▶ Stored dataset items

-- begin --

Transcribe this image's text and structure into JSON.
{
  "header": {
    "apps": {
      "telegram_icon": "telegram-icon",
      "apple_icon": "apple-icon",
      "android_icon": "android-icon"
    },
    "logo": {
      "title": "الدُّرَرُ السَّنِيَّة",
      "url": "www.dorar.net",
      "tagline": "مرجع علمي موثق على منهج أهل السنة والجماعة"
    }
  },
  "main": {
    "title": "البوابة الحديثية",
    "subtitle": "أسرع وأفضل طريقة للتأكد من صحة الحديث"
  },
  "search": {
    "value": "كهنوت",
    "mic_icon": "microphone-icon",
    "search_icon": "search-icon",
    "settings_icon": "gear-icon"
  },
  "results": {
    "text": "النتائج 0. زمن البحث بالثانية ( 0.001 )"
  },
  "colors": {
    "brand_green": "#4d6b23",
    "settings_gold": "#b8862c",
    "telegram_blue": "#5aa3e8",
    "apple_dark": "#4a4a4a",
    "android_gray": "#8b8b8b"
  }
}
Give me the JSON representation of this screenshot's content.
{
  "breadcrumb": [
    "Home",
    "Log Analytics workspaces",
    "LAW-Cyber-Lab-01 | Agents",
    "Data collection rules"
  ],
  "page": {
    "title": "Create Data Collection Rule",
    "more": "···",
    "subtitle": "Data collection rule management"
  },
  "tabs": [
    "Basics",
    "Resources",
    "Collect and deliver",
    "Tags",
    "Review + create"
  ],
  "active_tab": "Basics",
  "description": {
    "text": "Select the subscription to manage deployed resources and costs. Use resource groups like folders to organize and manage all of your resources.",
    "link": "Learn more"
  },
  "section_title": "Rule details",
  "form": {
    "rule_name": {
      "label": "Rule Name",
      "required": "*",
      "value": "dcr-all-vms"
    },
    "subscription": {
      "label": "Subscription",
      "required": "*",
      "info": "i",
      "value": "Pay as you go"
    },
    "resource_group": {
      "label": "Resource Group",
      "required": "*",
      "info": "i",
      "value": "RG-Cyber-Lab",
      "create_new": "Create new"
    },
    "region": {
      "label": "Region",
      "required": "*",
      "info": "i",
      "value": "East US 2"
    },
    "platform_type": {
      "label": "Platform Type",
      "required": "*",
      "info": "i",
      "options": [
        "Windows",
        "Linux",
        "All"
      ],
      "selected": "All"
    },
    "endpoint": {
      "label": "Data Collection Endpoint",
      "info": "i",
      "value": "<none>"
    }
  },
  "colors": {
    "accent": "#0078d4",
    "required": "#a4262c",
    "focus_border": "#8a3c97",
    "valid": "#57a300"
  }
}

-- end --

▶ The task
Go over the data above and copy every line that has the word "subtitle" in it.

▶ Solution for this task
    "subtitle": "أسرع وأفضل طريقة للتأكد من صحة الحديث"
    "subtitle": "Data collection rule management"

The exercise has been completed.